Exactly how many lines have the word "type"? Answer with the bare number.
=== ENTRIES SUPPLIED ===
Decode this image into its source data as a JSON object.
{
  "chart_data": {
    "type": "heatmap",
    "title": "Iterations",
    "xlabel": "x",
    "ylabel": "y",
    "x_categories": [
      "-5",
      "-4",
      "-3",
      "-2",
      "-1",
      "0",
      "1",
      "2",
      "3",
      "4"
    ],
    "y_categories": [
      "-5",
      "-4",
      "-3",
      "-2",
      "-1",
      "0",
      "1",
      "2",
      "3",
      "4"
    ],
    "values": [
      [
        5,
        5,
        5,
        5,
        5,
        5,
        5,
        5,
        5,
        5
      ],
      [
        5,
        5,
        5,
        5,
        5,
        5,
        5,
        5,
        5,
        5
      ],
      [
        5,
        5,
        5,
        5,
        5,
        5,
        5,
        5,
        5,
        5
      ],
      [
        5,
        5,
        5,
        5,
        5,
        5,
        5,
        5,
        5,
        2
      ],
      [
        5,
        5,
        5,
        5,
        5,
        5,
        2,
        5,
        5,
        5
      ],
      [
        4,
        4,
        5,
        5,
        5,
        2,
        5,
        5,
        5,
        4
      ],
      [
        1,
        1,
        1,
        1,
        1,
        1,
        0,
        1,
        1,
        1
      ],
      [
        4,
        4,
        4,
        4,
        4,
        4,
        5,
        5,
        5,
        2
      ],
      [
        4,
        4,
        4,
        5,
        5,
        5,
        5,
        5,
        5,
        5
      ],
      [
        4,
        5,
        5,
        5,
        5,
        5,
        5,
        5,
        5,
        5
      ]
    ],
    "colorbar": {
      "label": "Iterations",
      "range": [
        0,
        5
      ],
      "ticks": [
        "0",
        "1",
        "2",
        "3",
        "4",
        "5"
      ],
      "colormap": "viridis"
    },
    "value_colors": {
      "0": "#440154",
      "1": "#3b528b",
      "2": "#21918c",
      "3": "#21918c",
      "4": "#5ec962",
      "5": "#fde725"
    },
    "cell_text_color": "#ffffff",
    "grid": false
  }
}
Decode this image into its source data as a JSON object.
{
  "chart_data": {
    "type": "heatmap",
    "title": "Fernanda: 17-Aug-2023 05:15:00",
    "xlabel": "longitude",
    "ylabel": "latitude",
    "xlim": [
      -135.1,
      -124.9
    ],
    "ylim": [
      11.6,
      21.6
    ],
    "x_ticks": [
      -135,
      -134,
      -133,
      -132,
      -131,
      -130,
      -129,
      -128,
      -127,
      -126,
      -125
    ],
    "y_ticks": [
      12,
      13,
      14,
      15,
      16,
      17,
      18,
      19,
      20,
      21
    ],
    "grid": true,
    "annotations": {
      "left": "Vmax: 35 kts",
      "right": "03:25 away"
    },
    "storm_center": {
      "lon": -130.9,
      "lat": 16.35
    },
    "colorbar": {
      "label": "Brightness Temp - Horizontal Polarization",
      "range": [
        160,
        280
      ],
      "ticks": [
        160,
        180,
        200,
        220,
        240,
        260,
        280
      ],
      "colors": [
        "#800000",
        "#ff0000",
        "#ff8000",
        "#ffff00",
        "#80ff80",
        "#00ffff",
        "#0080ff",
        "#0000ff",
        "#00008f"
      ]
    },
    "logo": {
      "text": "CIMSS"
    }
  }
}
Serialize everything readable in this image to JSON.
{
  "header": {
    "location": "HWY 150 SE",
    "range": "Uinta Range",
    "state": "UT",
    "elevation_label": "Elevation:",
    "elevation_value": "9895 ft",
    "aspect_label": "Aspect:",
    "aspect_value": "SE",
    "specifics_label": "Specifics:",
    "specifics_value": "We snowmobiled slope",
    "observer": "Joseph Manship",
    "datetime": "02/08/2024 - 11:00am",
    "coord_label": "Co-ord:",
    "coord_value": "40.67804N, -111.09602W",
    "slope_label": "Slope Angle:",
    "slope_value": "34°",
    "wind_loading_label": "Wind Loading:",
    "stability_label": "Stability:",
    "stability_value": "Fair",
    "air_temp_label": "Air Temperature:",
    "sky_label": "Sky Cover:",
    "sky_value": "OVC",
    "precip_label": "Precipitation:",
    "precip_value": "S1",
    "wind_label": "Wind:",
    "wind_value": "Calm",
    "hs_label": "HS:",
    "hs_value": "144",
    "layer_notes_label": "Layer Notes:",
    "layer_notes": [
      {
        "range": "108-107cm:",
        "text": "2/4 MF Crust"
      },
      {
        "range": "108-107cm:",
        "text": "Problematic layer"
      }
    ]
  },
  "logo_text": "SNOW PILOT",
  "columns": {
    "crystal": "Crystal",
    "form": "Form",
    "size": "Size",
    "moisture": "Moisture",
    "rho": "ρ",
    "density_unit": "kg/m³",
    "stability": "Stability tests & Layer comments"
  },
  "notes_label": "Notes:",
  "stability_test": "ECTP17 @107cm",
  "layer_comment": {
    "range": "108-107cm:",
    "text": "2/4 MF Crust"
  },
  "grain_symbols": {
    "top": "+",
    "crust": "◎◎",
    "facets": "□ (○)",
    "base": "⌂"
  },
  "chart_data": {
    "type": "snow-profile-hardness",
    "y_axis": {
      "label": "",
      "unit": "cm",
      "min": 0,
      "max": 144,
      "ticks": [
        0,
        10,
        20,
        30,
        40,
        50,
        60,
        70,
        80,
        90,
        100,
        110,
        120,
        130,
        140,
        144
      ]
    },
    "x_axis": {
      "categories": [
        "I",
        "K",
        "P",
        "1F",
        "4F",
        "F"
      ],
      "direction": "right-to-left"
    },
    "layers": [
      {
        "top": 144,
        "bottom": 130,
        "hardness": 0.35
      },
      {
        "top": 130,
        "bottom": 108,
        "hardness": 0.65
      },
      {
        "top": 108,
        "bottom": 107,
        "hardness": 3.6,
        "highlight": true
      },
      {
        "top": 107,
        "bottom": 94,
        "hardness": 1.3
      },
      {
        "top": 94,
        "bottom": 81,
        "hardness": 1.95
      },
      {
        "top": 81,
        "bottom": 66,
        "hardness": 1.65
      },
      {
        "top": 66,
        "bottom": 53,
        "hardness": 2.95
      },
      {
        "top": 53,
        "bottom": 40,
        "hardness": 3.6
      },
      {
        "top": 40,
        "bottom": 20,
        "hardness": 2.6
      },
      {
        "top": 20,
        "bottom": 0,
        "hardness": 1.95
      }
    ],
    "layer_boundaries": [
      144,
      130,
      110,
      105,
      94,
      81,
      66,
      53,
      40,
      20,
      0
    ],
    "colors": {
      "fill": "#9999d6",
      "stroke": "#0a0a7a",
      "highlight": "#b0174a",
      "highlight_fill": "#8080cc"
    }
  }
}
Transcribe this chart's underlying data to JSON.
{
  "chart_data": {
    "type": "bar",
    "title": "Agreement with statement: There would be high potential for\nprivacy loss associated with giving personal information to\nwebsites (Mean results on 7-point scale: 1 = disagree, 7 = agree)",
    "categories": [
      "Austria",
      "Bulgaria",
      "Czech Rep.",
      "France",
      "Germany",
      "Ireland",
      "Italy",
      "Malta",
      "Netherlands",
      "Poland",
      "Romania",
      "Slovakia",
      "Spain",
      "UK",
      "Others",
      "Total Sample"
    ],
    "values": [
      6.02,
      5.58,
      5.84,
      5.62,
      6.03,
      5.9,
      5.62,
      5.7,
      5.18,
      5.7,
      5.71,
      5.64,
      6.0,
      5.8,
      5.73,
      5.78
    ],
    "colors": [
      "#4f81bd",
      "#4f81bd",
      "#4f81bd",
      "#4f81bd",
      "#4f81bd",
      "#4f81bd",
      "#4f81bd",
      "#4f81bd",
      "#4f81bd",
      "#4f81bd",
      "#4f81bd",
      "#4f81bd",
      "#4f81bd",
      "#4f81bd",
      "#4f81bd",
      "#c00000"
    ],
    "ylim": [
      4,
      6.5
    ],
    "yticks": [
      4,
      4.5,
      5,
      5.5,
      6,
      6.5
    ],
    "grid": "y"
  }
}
===
- _THE COMPLETED TASK_
4